## Description of the task
Write the entries below out again exactly; any picture in them stays out.

## Records
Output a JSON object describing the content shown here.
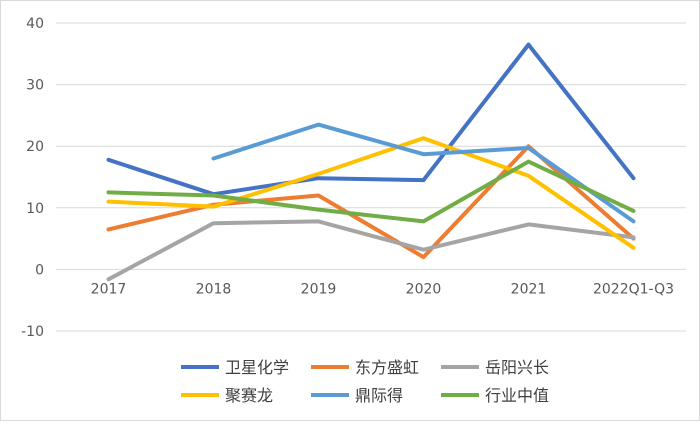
{
  "chart_data": {
    "type": "line",
    "title": "",
    "xlabel": "",
    "ylabel": "",
    "categories": [
      "2017",
      "2018",
      "2019",
      "2020",
      "2021",
      "2022Q1-Q3"
    ],
    "ylim": [
      -10,
      40
    ],
    "yticks": [
      -10,
      0,
      10,
      20,
      30,
      40
    ],
    "grid": true,
    "legend_position": "bottom",
    "series": [
      {
        "name": "卫星化学",
        "color": "#4472c4",
        "values": [
          17.8,
          12.2,
          14.8,
          14.5,
          36.5,
          14.8
        ]
      },
      {
        "name": "东方盛虹",
        "color": "#ed7d31",
        "values": [
          6.5,
          10.5,
          12.0,
          2.0,
          20.0,
          5.0
        ]
      },
      {
        "name": "岳阳兴长",
        "color": "#a5a5a5",
        "values": [
          -1.6,
          7.5,
          7.8,
          3.2,
          7.3,
          5.2
        ]
      },
      {
        "name": "聚赛龙",
        "color": "#ffc000",
        "values": [
          11.0,
          10.2,
          15.5,
          21.3,
          15.2,
          3.5
        ]
      },
      {
        "name": "鼎际得",
        "color": "#5b9bd5",
        "values": [
          null,
          18.0,
          23.5,
          18.7,
          19.7,
          7.8
        ]
      },
      {
        "name": "行业中值",
        "color": "#70ad47",
        "values": [
          12.5,
          12.0,
          9.7,
          7.8,
          17.5,
          9.5
        ]
      }
    ]
  }
}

## Solution
Output a JSON object describing the content shown here.
{
  "chart_data": {
    "type": "line",
    "title": "",
    "xlabel": "",
    "ylabel": "",
    "categories": [
      "2017",
      "2018",
      "2019",
      "2020",
      "2021",
      "2022Q1-Q3"
    ],
    "ylim": [
      -10,
      40
    ],
    "yticks": [
      -10,
      0,
      10,
      20,
      30,
      40
    ],
    "grid": true,
    "legend_position": "bottom",
    "series": [
      {
        "name": "卫星化学",
        "color": "#4472c4",
        "values": [
          17.8,
          12.2,
          14.8,
          14.5,
          36.5,
          14.8
        ]
      },
      {
        "name": "东方盛虹",
        "color": "#ed7d31",
        "values": [
          6.5,
          10.5,
          12.0,
          2.0,
          20.0,
          5.0
        ]
      },
      {
        "name": "岳阳兴长",
        "color": "#a5a5a5",
        "values": [
          -1.6,
          7.5,
          7.8,
          3.2,
          7.3,
          5.2
        ]
      },
      {
        "name": "聚赛龙",
        "color": "#ffc000",
        "values": [
          11.0,
          10.2,
          15.5,
          21.3,
          15.2,
          3.5
        ]
      },
      {
        "name": "鼎际得",
        "color": "#5b9bd5",
        "values": [
          null,
          18.0,
          23.5,
          18.7,
          19.7,
          7.8
        ]
      },
      {
        "name": "行业中值",
        "color": "#70ad47",
        "values": [
          12.5,
          12.0,
          9.7,
          7.8,
          17.5,
          9.5
        ]
      }
    ]
  }
}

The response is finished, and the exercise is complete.